[Dataset items]
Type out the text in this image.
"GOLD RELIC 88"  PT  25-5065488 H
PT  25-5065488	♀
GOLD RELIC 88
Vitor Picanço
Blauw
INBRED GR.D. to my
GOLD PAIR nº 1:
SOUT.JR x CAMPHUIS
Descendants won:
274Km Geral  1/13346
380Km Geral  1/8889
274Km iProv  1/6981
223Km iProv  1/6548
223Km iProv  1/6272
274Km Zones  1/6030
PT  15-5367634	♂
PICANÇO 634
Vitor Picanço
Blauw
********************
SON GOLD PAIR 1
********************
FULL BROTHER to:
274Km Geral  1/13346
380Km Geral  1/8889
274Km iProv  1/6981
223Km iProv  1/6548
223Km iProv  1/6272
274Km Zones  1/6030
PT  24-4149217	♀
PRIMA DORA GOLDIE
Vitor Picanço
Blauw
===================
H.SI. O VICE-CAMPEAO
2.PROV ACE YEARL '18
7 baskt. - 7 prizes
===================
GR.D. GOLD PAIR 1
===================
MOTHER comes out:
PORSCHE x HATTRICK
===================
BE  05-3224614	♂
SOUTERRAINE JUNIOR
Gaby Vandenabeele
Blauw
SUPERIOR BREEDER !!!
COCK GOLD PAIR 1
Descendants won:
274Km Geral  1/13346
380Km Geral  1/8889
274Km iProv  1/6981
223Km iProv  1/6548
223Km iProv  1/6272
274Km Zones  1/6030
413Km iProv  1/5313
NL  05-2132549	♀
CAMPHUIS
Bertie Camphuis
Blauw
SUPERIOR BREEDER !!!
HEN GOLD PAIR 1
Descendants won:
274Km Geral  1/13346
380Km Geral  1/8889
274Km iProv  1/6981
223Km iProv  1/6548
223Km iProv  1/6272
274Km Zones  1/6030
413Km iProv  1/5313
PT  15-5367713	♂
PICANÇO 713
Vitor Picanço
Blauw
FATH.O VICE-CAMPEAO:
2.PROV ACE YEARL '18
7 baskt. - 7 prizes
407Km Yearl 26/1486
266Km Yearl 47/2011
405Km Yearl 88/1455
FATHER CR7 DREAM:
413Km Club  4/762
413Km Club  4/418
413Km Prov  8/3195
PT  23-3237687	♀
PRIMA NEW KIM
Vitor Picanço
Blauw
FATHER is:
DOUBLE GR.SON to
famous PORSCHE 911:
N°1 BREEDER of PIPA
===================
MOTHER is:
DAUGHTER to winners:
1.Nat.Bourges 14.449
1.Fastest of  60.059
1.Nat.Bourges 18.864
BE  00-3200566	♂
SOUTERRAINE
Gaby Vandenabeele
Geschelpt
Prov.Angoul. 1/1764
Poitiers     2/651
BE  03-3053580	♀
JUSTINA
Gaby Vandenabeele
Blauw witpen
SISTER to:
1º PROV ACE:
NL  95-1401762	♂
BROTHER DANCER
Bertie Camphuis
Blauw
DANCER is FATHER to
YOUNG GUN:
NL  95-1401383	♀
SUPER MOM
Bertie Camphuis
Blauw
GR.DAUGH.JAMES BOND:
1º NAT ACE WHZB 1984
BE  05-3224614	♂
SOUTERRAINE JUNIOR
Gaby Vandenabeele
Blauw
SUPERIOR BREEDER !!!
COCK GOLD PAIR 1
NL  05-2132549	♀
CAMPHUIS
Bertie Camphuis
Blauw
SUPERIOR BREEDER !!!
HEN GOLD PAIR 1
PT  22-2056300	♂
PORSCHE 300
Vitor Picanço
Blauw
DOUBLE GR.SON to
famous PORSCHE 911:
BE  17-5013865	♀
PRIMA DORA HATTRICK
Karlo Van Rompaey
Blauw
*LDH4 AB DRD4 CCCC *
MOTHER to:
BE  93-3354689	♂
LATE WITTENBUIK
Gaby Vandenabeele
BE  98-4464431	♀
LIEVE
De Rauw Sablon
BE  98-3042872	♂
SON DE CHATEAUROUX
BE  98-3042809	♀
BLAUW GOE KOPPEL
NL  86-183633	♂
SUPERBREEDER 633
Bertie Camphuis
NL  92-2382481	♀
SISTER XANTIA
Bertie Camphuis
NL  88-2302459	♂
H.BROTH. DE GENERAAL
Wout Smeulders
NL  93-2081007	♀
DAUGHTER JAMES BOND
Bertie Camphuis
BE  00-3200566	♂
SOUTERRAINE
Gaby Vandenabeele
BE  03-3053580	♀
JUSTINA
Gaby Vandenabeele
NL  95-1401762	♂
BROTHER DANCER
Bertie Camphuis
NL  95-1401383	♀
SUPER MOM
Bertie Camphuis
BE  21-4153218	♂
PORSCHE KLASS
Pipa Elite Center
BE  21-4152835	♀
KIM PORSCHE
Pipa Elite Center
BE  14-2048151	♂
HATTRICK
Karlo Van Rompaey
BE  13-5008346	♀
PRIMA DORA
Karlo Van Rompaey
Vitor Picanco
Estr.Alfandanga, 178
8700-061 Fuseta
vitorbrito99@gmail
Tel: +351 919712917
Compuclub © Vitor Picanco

## What to do
Output an exact copy of each record.

## Answer to this exercise
Type out the text in this image.
"GOLD RELIC 88"  PT  25-5065488 H
PT  25-5065488	♀
GOLD RELIC 88
Vitor Picanço
Blauw
INBRED GR.D. to my
GOLD PAIR nº 1:
SOUT.JR x CAMPHUIS
Descendants won:
274Km Geral  1/13346
380Km Geral  1/8889
274Km iProv  1/6981
223Km iProv  1/6548
223Km iProv  1/6272
274Km Zones  1/6030
PT  15-5367634	♂
PICANÇO 634
Vitor Picanço
Blauw
********************
SON GOLD PAIR 1
********************
FULL BROTHER to:
274Km Geral  1/13346
380Km Geral  1/8889
274Km iProv  1/6981
223Km iProv  1/6548
223Km iProv  1/6272
274Km Zones  1/6030
PT  24-4149217	♀
PRIMA DORA GOLDIE
Vitor Picanço
Blauw
===================
H.SI. O VICE-CAMPEAO
2.PROV ACE YEARL '18
7 baskt. - 7 prizes
===================
GR.D. GOLD PAIR 1
===================
MOTHER comes out:
PORSCHE x HATTRICK
===================
BE  05-3224614	♂
SOUTERRAINE JUNIOR
Gaby Vandenabeele
Blauw
SUPERIOR BREEDER !!!
COCK GOLD PAIR 1
Descendants won:
274Km Geral  1/13346
380Km Geral  1/8889
274Km iProv  1/6981
223Km iProv  1/6548
223Km iProv  1/6272
274Km Zones  1/6030
413Km iProv  1/5313
NL  05-2132549	♀
CAMPHUIS
Bertie Camphuis
Blauw
SUPERIOR BREEDER !!!
HEN GOLD PAIR 1
Descendants won:
274Km Geral  1/13346
380Km Geral  1/8889
274Km iProv  1/6981
223Km iProv  1/6548
223Km iProv  1/6272
274Km Zones  1/6030
413Km iProv  1/5313
PT  15-5367713	♂
PICANÇO 713
Vitor Picanço
Blauw
FATH.O VICE-CAMPEAO:
2.PROV ACE YEARL '18
7 baskt. - 7 prizes
407Km Yearl 26/1486
266Km Yearl 47/2011
405Km Yearl 88/1455
FATHER CR7 DREAM:
413Km Club  4/762
413Km Club  4/418
413Km Prov  8/3195
PT  23-3237687	♀
PRIMA NEW KIM
Vitor Picanço
Blauw
FATHER is:
DOUBLE GR.SON to
famous PORSCHE 911:
N°1 BREEDER of PIPA
===================
MOTHER is:
DAUGHTER to winners:
1.Nat.Bourges 14.449
1.Fastest of  60.059
1.Nat.Bourges 18.864
BE  00-3200566	♂
SOUTERRAINE
Gaby Vandenabeele
Geschelpt
Prov.Angoul. 1/1764
Poitiers     2/651
BE  03-3053580	♀
JUSTINA
Gaby Vandenabeele
Blauw witpen
SISTER to:
1º PROV ACE:
NL  95-1401762	♂
BROTHER DANCER
Bertie Camphuis
Blauw
DANCER is FATHER to
YOUNG GUN:
NL  95-1401383	♀
SUPER MOM
Bertie Camphuis
Blauw
GR.DAUGH.JAMES BOND:
1º NAT ACE WHZB 1984
BE  05-3224614	♂
SOUTERRAINE JUNIOR
Gaby Vandenabeele
Blauw
SUPERIOR BREEDER !!!
COCK GOLD PAIR 1
NL  05-2132549	♀
CAMPHUIS
Bertie Camphuis
Blauw
SUPERIOR BREEDER !!!
HEN GOLD PAIR 1
PT  22-2056300	♂
PORSCHE 300
Vitor Picanço
Blauw
DOUBLE GR.SON to
famous PORSCHE 911:
BE  17-5013865	♀
PRIMA DORA HATTRICK
Karlo Van Rompaey
Blauw
*LDH4 AB DRD4 CCCC *
MOTHER to:
BE  93-3354689	♂
LATE WITTENBUIK
Gaby Vandenabeele
BE  98-4464431	♀
LIEVE
De Rauw Sablon
BE  98-3042872	♂
SON DE CHATEAUROUX
BE  98-3042809	♀
BLAUW GOE KOPPEL
NL  86-183633	♂
SUPERBREEDER 633
Bertie Camphuis
NL  92-2382481	♀
SISTER XANTIA
Bertie Camphuis
NL  88-2302459	♂
H.BROTH. DE GENERAAL
Wout Smeulders
NL  93-2081007	♀
DAUGHTER JAMES BOND
Bertie Camphuis
BE  00-3200566	♂
SOUTERRAINE
Gaby Vandenabeele
BE  03-3053580	♀
JUSTINA
Gaby Vandenabeele
NL  95-1401762	♂
BROTHER DANCER
Bertie Camphuis
NL  95-1401383	♀
SUPER MOM
Bertie Camphuis
BE  21-4153218	♂
PORSCHE KLASS
Pipa Elite Center
BE  21-4152835	♀
KIM PORSCHE
Pipa Elite Center
BE  14-2048151	♂
HATTRICK
Karlo Van Rompaey
BE  13-5008346	♀
PRIMA DORA
Karlo Van Rompaey
Vitor Picanco
Estr.Alfandanga, 178
8700-061 Fuseta
vitorbrito99@gmail
Tel: +351 919712917
Compuclub © Vitor Picanco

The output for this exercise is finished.